[Stored items from a collection]
______________________________
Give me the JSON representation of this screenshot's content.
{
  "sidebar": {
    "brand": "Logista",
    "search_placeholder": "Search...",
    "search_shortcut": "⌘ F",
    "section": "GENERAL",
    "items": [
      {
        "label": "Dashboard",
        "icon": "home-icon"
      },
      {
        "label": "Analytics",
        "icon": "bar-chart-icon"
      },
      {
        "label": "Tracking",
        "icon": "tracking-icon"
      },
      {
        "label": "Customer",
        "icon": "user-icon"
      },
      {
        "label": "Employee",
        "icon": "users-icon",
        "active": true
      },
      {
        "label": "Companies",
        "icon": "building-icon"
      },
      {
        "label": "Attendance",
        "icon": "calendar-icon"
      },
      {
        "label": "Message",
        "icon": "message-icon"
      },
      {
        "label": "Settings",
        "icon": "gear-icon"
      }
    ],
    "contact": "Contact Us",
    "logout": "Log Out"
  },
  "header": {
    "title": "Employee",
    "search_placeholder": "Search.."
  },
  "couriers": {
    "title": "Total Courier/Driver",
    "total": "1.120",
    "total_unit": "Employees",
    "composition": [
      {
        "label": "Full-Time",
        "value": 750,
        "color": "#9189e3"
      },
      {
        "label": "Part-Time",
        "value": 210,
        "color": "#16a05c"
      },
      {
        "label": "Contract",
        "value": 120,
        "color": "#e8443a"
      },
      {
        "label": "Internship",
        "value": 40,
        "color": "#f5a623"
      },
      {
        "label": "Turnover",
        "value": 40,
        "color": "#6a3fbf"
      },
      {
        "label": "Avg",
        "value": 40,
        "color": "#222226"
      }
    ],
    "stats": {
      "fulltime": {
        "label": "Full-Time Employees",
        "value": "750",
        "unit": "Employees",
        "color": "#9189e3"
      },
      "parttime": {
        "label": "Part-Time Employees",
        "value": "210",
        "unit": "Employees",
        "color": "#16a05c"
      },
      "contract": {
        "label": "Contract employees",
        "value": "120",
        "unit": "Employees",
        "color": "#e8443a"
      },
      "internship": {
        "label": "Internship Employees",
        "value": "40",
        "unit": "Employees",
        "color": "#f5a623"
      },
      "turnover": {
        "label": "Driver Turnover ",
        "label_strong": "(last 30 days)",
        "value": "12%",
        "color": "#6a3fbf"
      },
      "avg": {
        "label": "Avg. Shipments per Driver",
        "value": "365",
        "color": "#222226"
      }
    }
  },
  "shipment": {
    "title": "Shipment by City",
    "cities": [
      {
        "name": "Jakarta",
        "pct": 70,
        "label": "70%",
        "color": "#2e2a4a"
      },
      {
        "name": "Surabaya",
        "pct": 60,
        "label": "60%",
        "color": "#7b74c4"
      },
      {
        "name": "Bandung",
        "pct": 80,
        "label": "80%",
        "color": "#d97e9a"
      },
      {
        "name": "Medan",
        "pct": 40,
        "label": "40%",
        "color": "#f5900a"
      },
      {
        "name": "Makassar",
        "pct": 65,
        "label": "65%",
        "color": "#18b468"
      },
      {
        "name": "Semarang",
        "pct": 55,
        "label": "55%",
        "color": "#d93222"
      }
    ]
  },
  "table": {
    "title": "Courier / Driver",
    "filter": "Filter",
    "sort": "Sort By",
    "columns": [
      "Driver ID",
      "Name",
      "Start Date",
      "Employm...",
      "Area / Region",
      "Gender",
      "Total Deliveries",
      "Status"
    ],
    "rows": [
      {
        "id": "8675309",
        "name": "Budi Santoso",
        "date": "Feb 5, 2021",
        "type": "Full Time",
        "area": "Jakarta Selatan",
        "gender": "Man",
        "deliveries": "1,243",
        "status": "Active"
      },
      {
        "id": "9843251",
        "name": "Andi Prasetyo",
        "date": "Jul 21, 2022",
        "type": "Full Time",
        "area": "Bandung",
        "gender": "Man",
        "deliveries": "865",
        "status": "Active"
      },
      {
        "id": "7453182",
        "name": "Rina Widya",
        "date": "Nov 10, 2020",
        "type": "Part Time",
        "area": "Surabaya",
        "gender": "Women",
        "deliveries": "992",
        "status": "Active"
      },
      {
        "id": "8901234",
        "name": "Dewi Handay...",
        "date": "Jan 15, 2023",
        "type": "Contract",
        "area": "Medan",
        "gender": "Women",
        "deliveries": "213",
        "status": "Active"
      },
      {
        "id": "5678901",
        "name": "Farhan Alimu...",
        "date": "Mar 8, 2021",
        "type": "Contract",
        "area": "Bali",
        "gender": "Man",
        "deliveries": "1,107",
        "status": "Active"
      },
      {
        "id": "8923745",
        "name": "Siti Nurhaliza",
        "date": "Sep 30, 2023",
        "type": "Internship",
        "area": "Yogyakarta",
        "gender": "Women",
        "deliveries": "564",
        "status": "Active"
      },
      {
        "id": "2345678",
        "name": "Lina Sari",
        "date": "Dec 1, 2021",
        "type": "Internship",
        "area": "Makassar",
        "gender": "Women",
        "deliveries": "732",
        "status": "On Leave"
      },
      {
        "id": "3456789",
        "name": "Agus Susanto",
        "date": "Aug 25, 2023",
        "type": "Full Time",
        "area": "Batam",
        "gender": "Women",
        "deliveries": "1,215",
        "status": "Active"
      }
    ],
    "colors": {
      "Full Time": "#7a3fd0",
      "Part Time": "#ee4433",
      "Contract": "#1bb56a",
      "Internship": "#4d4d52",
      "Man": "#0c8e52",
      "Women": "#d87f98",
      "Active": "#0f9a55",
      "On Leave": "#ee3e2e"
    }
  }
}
______________________________
Please quote every record above exactly as it appears.

**Solution to this task**
Give me the JSON representation of this screenshot's content.
{
  "sidebar": {
    "brand": "Logista",
    "search_placeholder": "Search...",
    "search_shortcut": "⌘ F",
    "section": "GENERAL",
    "items": [
      {
        "label": "Dashboard",
        "icon": "home-icon"
      },
      {
        "label": "Analytics",
        "icon": "bar-chart-icon"
      },
      {
        "label": "Tracking",
        "icon": "tracking-icon"
      },
      {
        "label": "Customer",
        "icon": "user-icon"
      },
      {
        "label": "Employee",
        "icon": "users-icon",
        "active": true
      },
      {
        "label": "Companies",
        "icon": "building-icon"
      },
      {
        "label": "Attendance",
        "icon": "calendar-icon"
      },
      {
        "label": "Message",
        "icon": "message-icon"
      },
      {
        "label": "Settings",
        "icon": "gear-icon"
      }
    ],
    "contact": "Contact Us",
    "logout": "Log Out"
  },
  "header": {
    "title": "Employee",
    "search_placeholder": "Search.."
  },
  "couriers": {
    "title": "Total Courier/Driver",
    "total": "1.120",
    "total_unit": "Employees",
    "composition": [
      {
        "label": "Full-Time",
        "value": 750,
        "color": "#9189e3"
      },
      {
        "label": "Part-Time",
        "value": 210,
        "color": "#16a05c"
      },
      {
        "label": "Contract",
        "value": 120,
        "color": "#e8443a"
      },
      {
        "label": "Internship",
        "value": 40,
        "color": "#f5a623"
      },
      {
        "label": "Turnover",
        "value": 40,
        "color": "#6a3fbf"
      },
      {
        "label": "Avg",
        "value": 40,
        "color": "#222226"
      }
    ],
    "stats": {
      "fulltime": {
        "label": "Full-Time Employees",
        "value": "750",
        "unit": "Employees",
        "color": "#9189e3"
      },
      "parttime": {
        "label": "Part-Time Employees",
        "value": "210",
        "unit": "Employees",
        "color": "#16a05c"
      },
      "contract": {
        "label": "Contract employees",
        "value": "120",
        "unit": "Employees",
        "color": "#e8443a"
      },
      "internship": {
        "label": "Internship Employees",
        "value": "40",
        "unit": "Employees",
        "color": "#f5a623"
      },
      "turnover": {
        "label": "Driver Turnover ",
        "label_strong": "(last 30 days)",
        "value": "12%",
        "color": "#6a3fbf"
      },
      "avg": {
        "label": "Avg. Shipments per Driver",
        "value": "365",
        "color": "#222226"
      }
    }
  },
  "shipment": {
    "title": "Shipment by City",
    "cities": [
      {
        "name": "Jakarta",
        "pct": 70,
        "label": "70%",
        "color": "#2e2a4a"
      },
      {
        "name": "Surabaya",
        "pct": 60,
        "label": "60%",
        "color": "#7b74c4"
      },
      {
        "name": "Bandung",
        "pct": 80,
        "label": "80%",
        "color": "#d97e9a"
      },
      {
        "name": "Medan",
        "pct": 40,
        "label": "40%",
        "color": "#f5900a"
      },
      {
        "name": "Makassar",
        "pct": 65,
        "label": "65%",
        "color": "#18b468"
      },
      {
        "name": "Semarang",
        "pct": 55,
        "label": "55%",
        "color": "#d93222"
      }
    ]
  },
  "table": {
    "title": "Courier / Driver",
    "filter": "Filter",
    "sort": "Sort By",
    "columns": [
      "Driver ID",
      "Name",
      "Start Date",
      "Employm...",
      "Area / Region",
      "Gender",
      "Total Deliveries",
      "Status"
    ],
    "rows": [
      {
        "id": "8675309",
        "name": "Budi Santoso",
        "date": "Feb 5, 2021",
        "type": "Full Time",
        "area": "Jakarta Selatan",
        "gender": "Man",
        "deliveries": "1,243",
        "status": "Active"
      },
      {
        "id": "9843251",
        "name": "Andi Prasetyo",
        "date": "Jul 21, 2022",
        "type": "Full Time",
        "area": "Bandung",
        "gender": "Man",
        "deliveries": "865",
        "status": "Active"
      },
      {
        "id": "7453182",
        "name": "Rina Widya",
        "date": "Nov 10, 2020",
        "type": "Part Time",
        "area": "Surabaya",
        "gender": "Women",
        "deliveries": "992",
        "status": "Active"
      },
      {
        "id": "8901234",
        "name": "Dewi Handay...",
        "date": "Jan 15, 2023",
        "type": "Contract",
        "area": "Medan",
        "gender": "Women",
        "deliveries": "213",
        "status": "Active"
      },
      {
        "id": "5678901",
        "name": "Farhan Alimu...",
        "date": "Mar 8, 2021",
        "type": "Contract",
        "area": "Bali",
        "gender": "Man",
        "deliveries": "1,107",
        "status": "Active"
      },
      {
        "id": "8923745",
        "name": "Siti Nurhaliza",
        "date": "Sep 30, 2023",
        "type": "Internship",
        "area": "Yogyakarta",
        "gender": "Women",
        "deliveries": "564",
        "status": "Active"
      },
      {
        "id": "2345678",
        "name": "Lina Sari",
        "date": "Dec 1, 2021",
        "type": "Internship",
        "area": "Makassar",
        "gender": "Women",
        "deliveries": "732",
        "status": "On Leave"
      },
      {
        "id": "3456789",
        "name": "Agus Susanto",
        "date": "Aug 25, 2023",
        "type": "Full Time",
        "area": "Batam",
        "gender": "Women",
        "deliveries": "1,215",
        "status": "Active"
      }
    ],
    "colors": {
      "Full Time": "#7a3fd0",
      "Part Time": "#ee4433",
      "Contract": "#1bb56a",
      "Internship": "#4d4d52",
      "Man": "#0c8e52",
      "Women": "#d87f98",
      "Active": "#0f9a55",
      "On Leave": "#ee3e2e"
    }
  }
}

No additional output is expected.